Exercise: Show every line below where "کارتریج" can be found.

Dataset items:

::::

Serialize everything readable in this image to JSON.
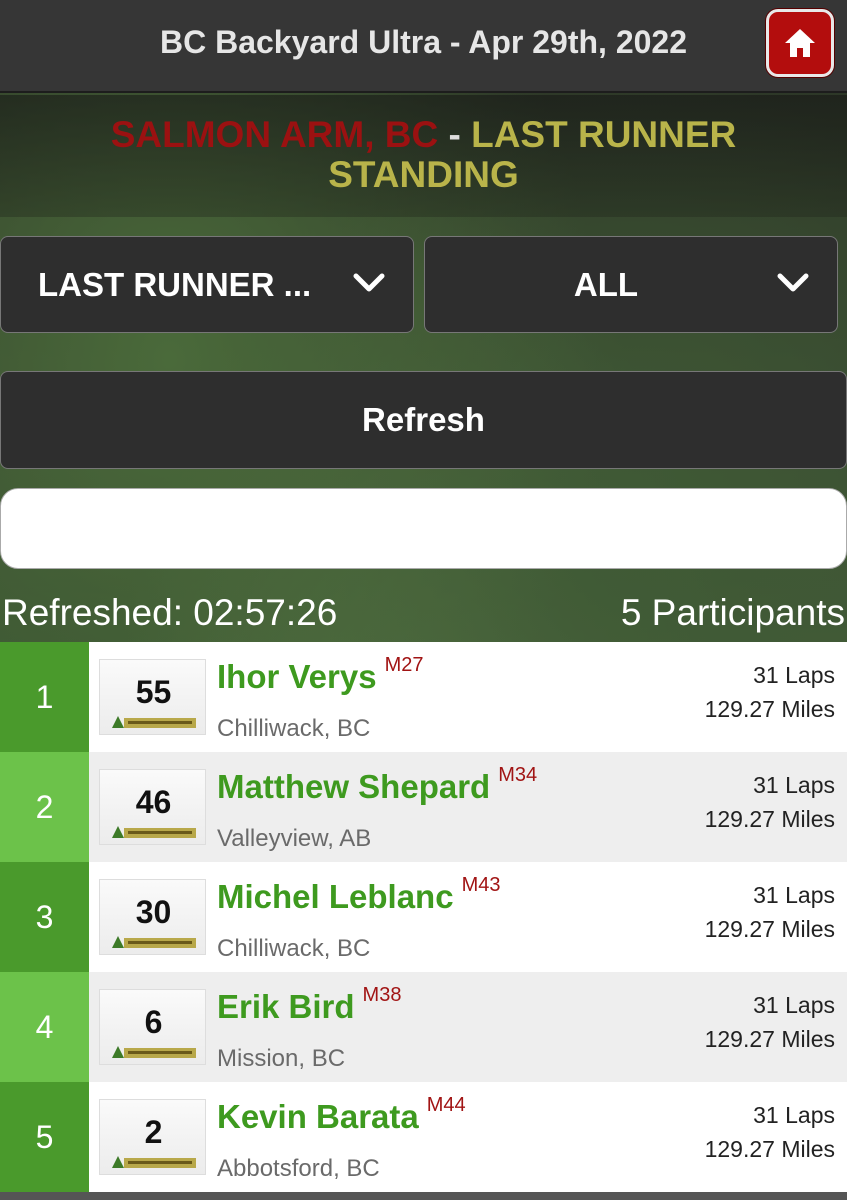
{
  "header": {
    "title": "BC Backyard Ultra - Apr 29th, 2022"
  },
  "banner": {
    "location": "SALMON ARM, BC",
    "separator": "-",
    "event": "LAST RUNNER STANDING"
  },
  "filters": {
    "race_select": {
      "value": "LAST RUNNER ..."
    },
    "group_select": {
      "value": "ALL"
    }
  },
  "refresh_label": "Refresh",
  "search": {
    "value": "",
    "placeholder": ""
  },
  "status": {
    "refreshed": "Refreshed: 02:57:26",
    "participants": "5 Participants"
  },
  "colors": {
    "accent_green": "#3e9a1f",
    "category_red": "#a11414",
    "home_red": "#b30d0d"
  },
  "runners": [
    {
      "rank": "1",
      "bib": "55",
      "name": "Ihor Verys",
      "category": "M27",
      "city": "Chilliwack, BC",
      "laps": "31 Laps",
      "miles": "129.27 Miles"
    },
    {
      "rank": "2",
      "bib": "46",
      "name": "Matthew Shepard",
      "category": "M34",
      "city": "Valleyview, AB",
      "laps": "31 Laps",
      "miles": "129.27 Miles"
    },
    {
      "rank": "3",
      "bib": "30",
      "name": "Michel Leblanc",
      "category": "M43",
      "city": "Chilliwack, BC",
      "laps": "31 Laps",
      "miles": "129.27 Miles"
    },
    {
      "rank": "4",
      "bib": "6",
      "name": "Erik Bird",
      "category": "M38",
      "city": "Mission, BC",
      "laps": "31 Laps",
      "miles": "129.27 Miles"
    },
    {
      "rank": "5",
      "bib": "2",
      "name": "Kevin Barata",
      "category": "M44",
      "city": "Abbotsford, BC",
      "laps": "31 Laps",
      "miles": "129.27 Miles"
    }
  ]
}
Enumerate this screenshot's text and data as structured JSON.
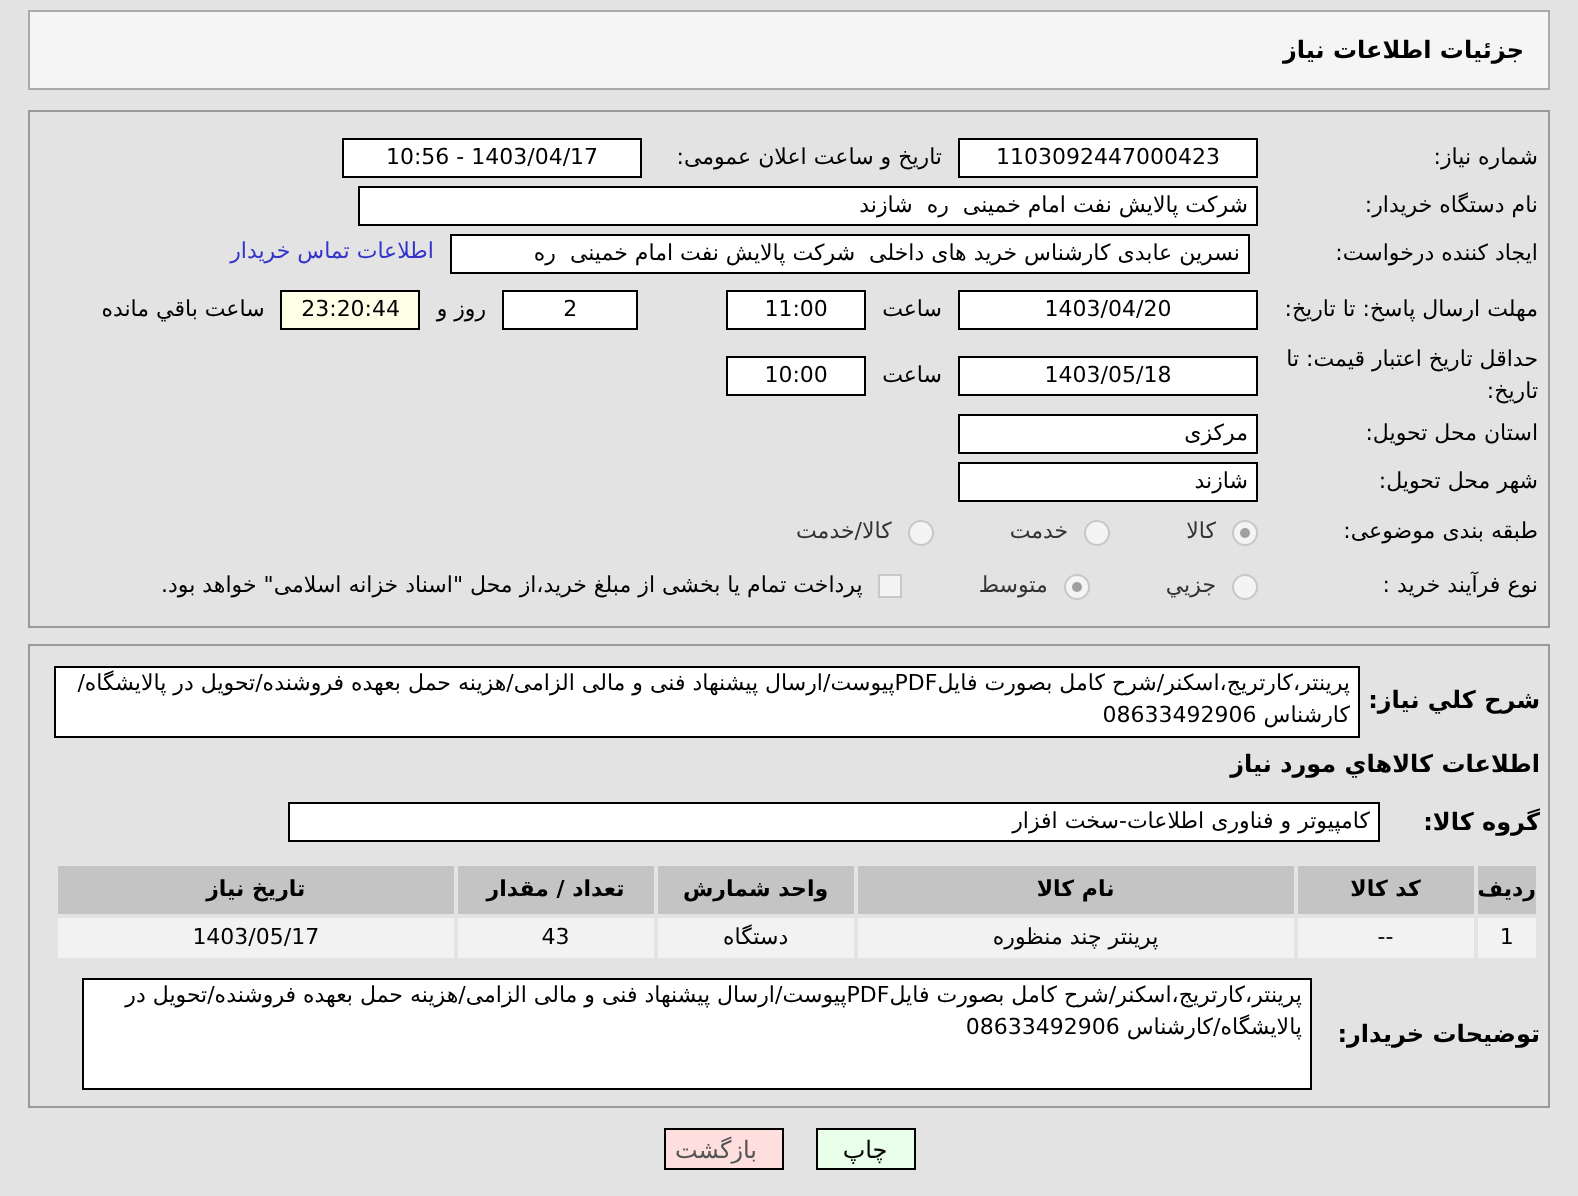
{
  "header": {
    "title": "جزئیات اطلاعات نیاز"
  },
  "details": {
    "need_number": {
      "label": "شماره نیاز:",
      "value": "1103092447000423"
    },
    "announce": {
      "label": "تاریخ و ساعت اعلان عمومی:",
      "value": "1403/04/17 - 10:56"
    },
    "buyer": {
      "label": "نام دستگاه خریدار:",
      "value": "شرکت پالایش نفت امام خمینی  ره  شازند"
    },
    "creator": {
      "label": "ایجاد کننده درخواست:",
      "value": "نسرین عابدی کارشناس خرید های داخلی  شرکت پالایش نفت امام خمینی  ره",
      "link": "اطلاعات تماس خریدار"
    },
    "deadline": {
      "label": "مهلت ارسال پاسخ: تا تاریخ:",
      "date": "1403/04/20",
      "time_label": "ساعت",
      "time": "11:00",
      "days": "2",
      "days_label": "روز و",
      "remaining": "23:20:44",
      "remaining_label": "ساعت باقي مانده"
    },
    "validity": {
      "label": "حداقل تاریخ اعتبار قیمت: تا تاریخ:",
      "date": "1403/05/18",
      "time_label": "ساعت",
      "time": "10:00"
    },
    "province": {
      "label": "استان محل تحویل:",
      "value": "مرکزی"
    },
    "city": {
      "label": "شهر محل تحویل:",
      "value": "شازند"
    },
    "category": {
      "label": "طبقه بندی موضوعی:",
      "options": [
        {
          "label": "كالا",
          "selected": true
        },
        {
          "label": "خدمت",
          "selected": false
        },
        {
          "label": "كالا/خدمت",
          "selected": false
        }
      ]
    },
    "process": {
      "label": "نوع فرآیند خرید :",
      "options": [
        {
          "label": "جزيي",
          "selected": false
        },
        {
          "label": "متوسط",
          "selected": true
        }
      ],
      "treasury": {
        "label": "پرداخت تمام یا بخشی از مبلغ خرید،از محل \"اسناد خزانه اسلامی\" خواهد بود.",
        "checked": false
      }
    }
  },
  "need": {
    "description_label": "شرح کلي نیاز:",
    "description": "پرینتر،کارتریج،اسکنر/شرح کامل بصورت فایلPDFپیوست/ارسال پیشنهاد فنی و مالی الزامی/هزینه حمل بعهده فروشنده/تحویل در پالایشگاه/کارشناس 08633492906",
    "goods_title": "اطلاعات کالاهاي مورد نیاز",
    "group_label": "گروه کالا:",
    "group": "کامپیوتر و فناوری اطلاعات-سخت افزار"
  },
  "table": {
    "columns": [
      "ردیف",
      "کد کالا",
      "نام کالا",
      "واحد شمارش",
      "تعداد / مقدار",
      "تاریخ نیاز"
    ],
    "rows": [
      [
        "1",
        "--",
        "پرینتر چند منظوره",
        "دستگاه",
        "43",
        "1403/05/17"
      ]
    ]
  },
  "buyer_notes": {
    "label": "توضیحات خریدار:",
    "value": "پرینتر،کارتریج،اسکنر/شرح کامل بصورت فایلPDFپیوست/ارسال پیشنهاد فنی و مالی الزامی/هزینه حمل بعهده فروشنده/تحویل در پالایشگاه/کارشناس 08633492906"
  },
  "buttons": [
    {
      "label": "چاپ",
      "kind": "print"
    },
    {
      "label": "بازگشت",
      "kind": "back"
    }
  ]
}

::::

Task response:
    "description": "پرینتر،کارتریج،اسکنر/شرح کامل بصورت فایلPDFپیوست/ارسال پیشنهاد فنی و مالی الزامی/هزینه حمل بعهده فروشنده/تحویل در پالایشگاه/کارشناس 08633492906",
    "value": "پرینتر،کارتریج،اسکنر/شرح کامل بصورت فایلPDFپیوست/ارسال پیشنهاد فنی و مالی الزامی/هزینه حمل بعهده فروشنده/تحویل در پالایشگاه/کارشناس 08633492906"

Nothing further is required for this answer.